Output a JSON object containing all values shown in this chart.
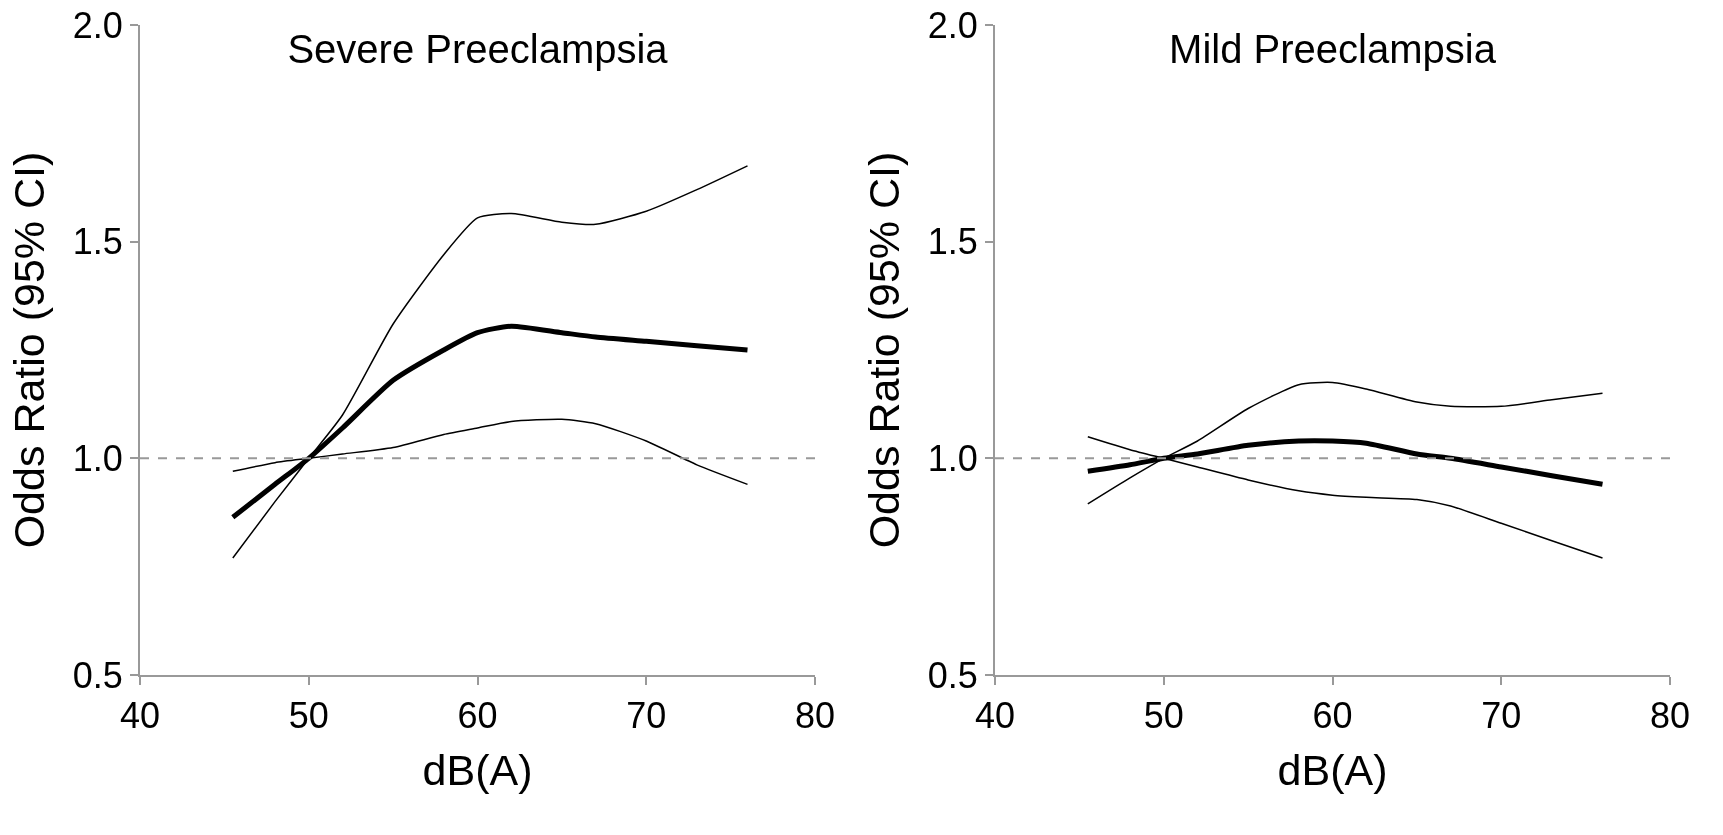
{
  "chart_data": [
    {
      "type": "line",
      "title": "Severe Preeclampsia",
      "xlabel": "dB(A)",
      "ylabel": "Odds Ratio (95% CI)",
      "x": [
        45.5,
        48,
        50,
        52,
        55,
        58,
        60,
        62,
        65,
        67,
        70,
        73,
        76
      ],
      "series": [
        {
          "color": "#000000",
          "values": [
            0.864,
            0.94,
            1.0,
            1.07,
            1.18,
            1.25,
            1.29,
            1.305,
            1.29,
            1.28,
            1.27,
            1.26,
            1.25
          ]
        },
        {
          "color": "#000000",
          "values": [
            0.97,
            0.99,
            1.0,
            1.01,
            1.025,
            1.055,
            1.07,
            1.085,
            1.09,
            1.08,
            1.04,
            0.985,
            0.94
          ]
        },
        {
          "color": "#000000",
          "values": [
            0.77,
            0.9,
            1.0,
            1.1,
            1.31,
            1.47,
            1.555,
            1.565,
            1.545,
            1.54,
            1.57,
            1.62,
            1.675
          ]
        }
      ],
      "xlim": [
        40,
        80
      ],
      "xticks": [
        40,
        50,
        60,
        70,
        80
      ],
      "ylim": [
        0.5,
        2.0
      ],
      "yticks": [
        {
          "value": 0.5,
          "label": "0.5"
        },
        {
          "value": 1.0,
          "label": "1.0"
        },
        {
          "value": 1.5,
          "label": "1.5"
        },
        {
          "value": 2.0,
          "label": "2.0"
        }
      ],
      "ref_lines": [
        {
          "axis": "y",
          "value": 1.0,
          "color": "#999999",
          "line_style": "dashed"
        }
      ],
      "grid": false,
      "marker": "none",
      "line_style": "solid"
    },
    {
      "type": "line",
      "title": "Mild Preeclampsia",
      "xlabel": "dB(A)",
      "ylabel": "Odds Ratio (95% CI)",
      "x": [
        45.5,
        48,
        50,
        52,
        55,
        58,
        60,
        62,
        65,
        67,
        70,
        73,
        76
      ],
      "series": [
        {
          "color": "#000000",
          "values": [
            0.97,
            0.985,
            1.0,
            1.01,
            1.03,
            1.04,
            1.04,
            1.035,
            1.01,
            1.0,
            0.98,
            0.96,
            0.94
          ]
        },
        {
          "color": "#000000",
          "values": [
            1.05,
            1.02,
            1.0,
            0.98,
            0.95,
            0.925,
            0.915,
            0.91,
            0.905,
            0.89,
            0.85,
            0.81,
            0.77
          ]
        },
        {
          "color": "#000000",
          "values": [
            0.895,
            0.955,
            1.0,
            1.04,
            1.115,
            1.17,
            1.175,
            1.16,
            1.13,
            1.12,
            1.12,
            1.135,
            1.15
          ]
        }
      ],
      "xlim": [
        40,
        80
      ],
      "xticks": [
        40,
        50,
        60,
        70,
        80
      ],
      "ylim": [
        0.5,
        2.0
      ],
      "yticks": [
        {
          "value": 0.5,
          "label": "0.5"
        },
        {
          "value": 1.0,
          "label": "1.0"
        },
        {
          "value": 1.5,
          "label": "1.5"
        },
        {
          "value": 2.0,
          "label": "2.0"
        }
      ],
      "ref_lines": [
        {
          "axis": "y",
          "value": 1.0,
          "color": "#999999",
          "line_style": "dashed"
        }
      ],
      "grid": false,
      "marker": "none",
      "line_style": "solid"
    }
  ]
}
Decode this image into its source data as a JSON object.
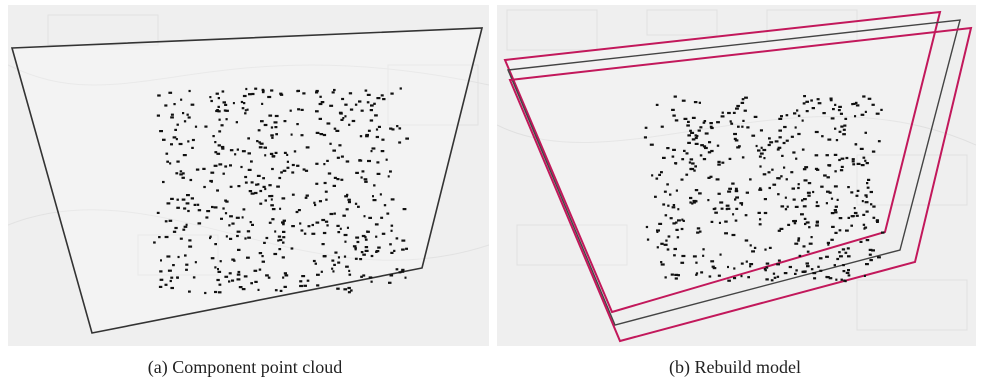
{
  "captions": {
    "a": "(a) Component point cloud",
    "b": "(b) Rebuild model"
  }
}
--
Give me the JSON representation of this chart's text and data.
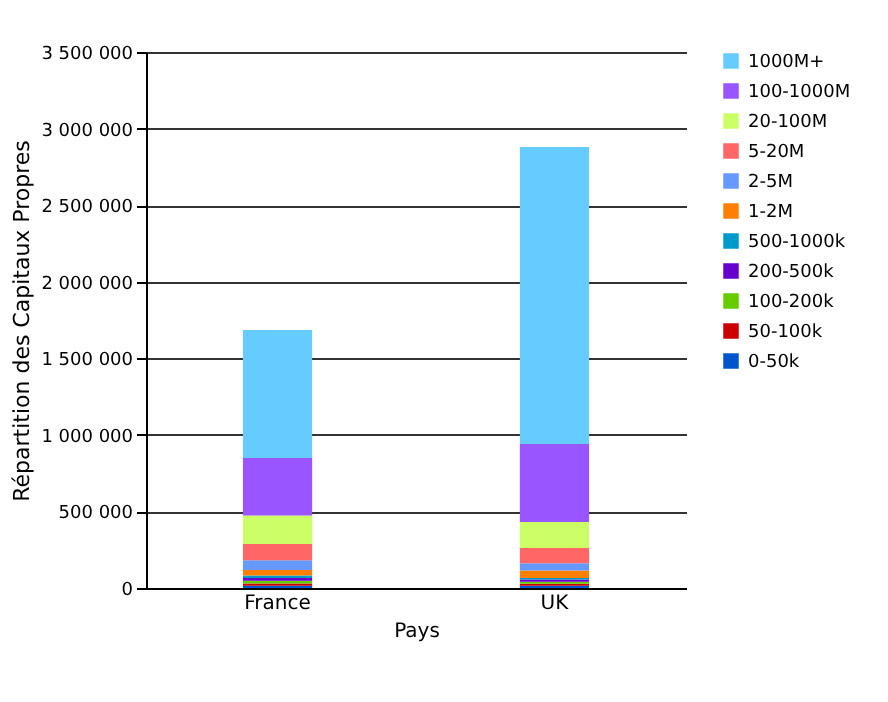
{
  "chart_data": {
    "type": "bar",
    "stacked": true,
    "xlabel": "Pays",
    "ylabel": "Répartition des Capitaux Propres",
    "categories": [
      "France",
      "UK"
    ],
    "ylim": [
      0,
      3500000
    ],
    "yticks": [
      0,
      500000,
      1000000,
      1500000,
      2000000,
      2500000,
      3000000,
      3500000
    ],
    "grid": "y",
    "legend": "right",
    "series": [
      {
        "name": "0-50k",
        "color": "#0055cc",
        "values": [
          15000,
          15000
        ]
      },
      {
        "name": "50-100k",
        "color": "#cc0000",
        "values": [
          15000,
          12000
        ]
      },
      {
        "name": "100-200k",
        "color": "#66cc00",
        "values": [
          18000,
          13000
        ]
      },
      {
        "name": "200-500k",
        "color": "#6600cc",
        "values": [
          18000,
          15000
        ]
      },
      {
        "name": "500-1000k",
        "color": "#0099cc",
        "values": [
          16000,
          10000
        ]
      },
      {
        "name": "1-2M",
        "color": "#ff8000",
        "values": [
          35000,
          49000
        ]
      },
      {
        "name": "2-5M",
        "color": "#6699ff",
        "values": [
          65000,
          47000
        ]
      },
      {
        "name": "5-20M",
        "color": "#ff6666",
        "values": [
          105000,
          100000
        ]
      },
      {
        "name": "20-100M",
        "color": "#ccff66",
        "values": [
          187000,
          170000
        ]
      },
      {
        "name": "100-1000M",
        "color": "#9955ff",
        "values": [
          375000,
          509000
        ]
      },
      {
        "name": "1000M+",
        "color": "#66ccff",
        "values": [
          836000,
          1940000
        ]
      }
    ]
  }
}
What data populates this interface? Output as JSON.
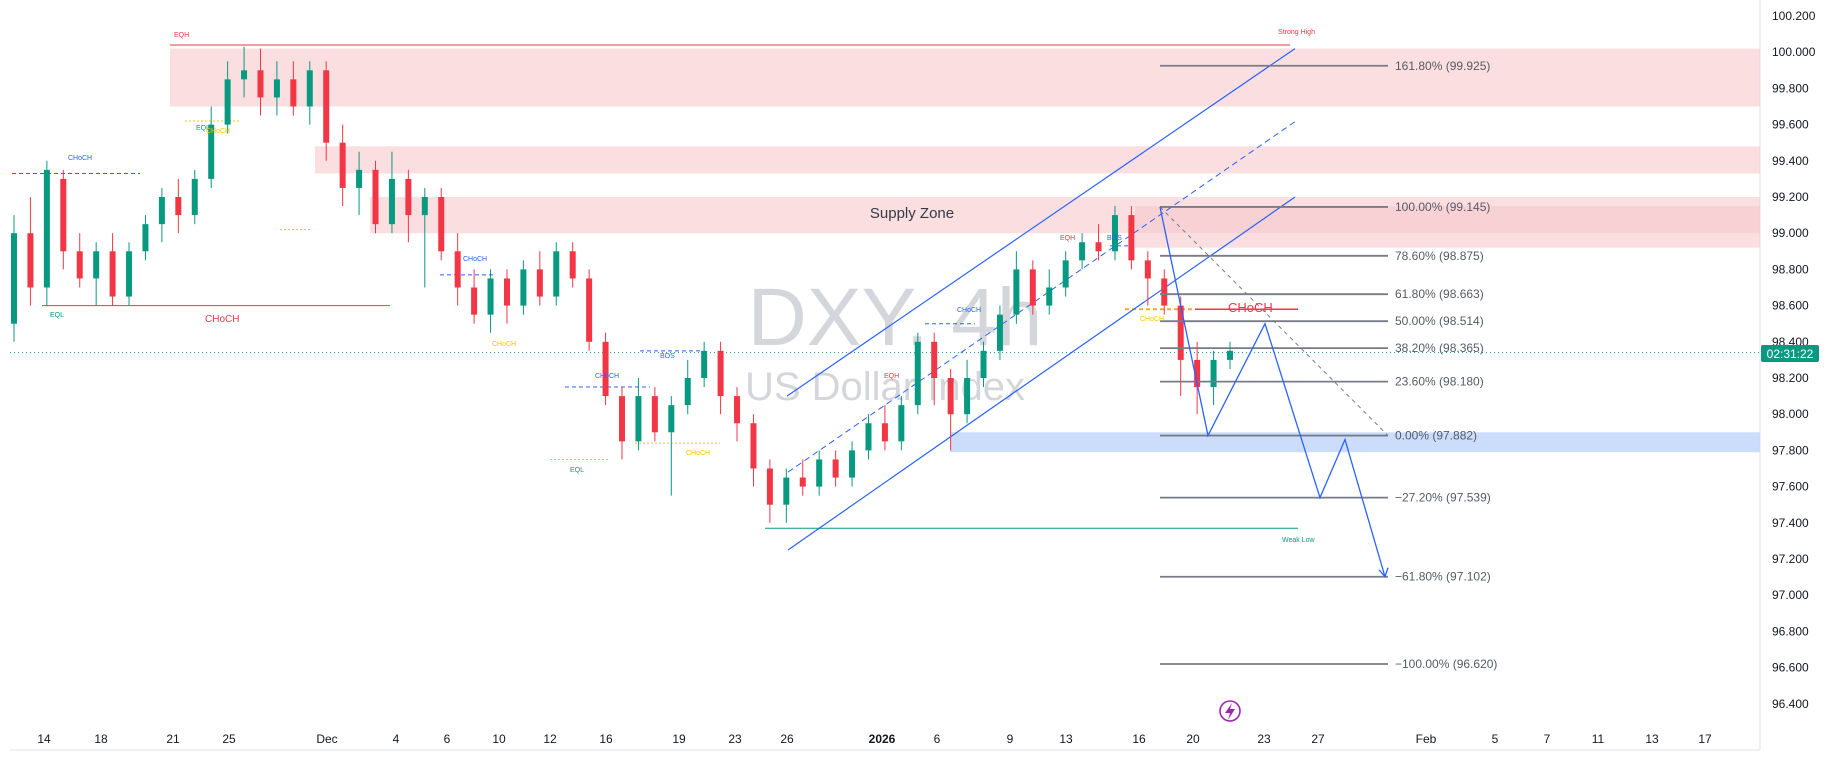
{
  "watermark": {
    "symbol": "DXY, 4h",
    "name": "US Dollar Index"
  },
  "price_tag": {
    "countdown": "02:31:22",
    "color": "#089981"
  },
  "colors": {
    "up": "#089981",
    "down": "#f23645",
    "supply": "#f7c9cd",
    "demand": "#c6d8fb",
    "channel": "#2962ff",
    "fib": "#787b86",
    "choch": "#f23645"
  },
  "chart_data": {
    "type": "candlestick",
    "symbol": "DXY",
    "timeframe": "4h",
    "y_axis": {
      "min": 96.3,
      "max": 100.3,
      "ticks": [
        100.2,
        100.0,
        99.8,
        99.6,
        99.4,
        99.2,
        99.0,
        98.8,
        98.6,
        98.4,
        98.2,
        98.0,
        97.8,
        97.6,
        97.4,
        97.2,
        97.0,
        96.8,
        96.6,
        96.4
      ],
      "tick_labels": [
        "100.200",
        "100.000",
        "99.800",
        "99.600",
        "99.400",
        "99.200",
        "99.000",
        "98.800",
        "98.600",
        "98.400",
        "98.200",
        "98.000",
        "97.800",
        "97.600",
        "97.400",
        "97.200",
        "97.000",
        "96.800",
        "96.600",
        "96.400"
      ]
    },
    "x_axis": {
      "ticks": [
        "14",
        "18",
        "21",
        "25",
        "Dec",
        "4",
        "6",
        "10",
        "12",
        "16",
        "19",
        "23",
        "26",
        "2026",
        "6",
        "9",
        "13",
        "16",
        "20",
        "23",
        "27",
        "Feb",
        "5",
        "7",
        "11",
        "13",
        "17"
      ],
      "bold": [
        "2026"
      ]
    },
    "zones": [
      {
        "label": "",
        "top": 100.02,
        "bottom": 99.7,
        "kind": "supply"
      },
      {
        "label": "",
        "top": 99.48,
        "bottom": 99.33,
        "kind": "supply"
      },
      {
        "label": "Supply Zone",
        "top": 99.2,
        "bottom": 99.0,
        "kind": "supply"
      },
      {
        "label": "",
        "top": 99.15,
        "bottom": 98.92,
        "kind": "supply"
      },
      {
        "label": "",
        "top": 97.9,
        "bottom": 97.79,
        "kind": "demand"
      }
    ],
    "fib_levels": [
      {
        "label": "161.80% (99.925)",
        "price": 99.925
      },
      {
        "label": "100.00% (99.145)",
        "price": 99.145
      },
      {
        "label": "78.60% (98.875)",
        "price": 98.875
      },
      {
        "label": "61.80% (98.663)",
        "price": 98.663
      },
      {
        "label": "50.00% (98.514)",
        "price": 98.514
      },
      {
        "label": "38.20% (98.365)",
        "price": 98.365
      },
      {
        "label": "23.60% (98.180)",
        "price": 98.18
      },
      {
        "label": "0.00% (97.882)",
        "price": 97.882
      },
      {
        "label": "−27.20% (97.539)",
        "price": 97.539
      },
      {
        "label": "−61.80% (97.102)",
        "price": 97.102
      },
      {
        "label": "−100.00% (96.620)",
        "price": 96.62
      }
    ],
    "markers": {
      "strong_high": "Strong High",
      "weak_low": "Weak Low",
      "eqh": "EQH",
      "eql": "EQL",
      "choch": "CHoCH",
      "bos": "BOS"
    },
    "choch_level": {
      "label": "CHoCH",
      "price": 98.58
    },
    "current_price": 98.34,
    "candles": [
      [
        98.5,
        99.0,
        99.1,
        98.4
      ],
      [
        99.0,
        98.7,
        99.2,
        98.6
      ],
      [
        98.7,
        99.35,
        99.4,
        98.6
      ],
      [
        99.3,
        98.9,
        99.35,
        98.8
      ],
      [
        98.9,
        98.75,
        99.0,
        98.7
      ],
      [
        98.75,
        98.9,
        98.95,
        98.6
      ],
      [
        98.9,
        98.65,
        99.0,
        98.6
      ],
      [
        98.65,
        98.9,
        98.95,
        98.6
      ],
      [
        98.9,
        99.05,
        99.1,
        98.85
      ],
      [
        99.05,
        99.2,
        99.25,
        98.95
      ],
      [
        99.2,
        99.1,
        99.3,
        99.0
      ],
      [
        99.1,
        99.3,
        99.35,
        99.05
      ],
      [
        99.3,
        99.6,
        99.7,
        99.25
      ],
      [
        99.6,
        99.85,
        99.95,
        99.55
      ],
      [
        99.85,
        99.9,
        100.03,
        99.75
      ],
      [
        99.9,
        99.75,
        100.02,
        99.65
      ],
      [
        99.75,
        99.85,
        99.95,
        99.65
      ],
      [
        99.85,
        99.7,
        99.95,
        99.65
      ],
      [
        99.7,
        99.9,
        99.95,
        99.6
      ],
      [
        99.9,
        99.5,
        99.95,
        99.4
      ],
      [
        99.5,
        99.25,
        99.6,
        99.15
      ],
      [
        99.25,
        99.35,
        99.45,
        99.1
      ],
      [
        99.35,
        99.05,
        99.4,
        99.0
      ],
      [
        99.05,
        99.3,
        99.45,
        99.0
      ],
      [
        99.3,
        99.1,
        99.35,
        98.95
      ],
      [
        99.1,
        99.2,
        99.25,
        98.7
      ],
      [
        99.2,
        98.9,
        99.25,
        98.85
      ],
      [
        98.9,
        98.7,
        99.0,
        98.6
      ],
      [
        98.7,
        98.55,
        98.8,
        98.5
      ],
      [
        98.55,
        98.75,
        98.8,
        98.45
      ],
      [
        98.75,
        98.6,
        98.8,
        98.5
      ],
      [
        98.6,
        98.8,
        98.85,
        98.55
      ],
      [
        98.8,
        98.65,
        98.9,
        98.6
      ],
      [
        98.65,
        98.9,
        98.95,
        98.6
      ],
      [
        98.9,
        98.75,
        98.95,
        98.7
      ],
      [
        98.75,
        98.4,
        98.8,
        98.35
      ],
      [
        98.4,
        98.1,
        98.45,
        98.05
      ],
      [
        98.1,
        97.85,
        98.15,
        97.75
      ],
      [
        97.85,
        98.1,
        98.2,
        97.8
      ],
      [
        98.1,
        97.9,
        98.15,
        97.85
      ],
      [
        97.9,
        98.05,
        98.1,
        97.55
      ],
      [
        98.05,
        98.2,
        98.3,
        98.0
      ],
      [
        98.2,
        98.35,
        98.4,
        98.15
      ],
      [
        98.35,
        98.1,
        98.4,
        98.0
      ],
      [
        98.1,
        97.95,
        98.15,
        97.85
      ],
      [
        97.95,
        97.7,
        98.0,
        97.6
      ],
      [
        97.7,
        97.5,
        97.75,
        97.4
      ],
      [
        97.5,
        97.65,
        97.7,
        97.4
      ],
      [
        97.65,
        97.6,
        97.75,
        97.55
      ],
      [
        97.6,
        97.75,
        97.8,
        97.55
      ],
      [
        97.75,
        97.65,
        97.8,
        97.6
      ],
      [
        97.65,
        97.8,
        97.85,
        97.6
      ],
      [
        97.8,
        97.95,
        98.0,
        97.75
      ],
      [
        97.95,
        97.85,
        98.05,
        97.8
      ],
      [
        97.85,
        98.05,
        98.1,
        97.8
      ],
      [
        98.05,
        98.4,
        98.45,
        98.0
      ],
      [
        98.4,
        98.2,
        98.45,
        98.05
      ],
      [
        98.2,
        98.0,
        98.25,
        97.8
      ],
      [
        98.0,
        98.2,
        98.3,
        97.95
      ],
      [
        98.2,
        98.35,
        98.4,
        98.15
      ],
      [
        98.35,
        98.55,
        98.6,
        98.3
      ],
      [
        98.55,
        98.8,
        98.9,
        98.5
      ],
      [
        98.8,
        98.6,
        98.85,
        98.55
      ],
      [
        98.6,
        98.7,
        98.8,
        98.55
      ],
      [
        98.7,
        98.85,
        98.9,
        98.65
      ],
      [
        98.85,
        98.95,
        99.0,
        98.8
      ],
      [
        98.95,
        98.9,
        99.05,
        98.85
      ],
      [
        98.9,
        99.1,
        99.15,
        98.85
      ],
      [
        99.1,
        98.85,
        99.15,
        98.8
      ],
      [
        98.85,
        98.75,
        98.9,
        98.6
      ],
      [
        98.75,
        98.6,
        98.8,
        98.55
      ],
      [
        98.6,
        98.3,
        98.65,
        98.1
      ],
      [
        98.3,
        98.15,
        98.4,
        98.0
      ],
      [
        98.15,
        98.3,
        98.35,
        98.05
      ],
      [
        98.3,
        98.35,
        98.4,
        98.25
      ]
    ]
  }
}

**What the task requires**
Count how many lines include the string "Preeclampsia". Nothing but the number is needed.

**Output of the exercise**
2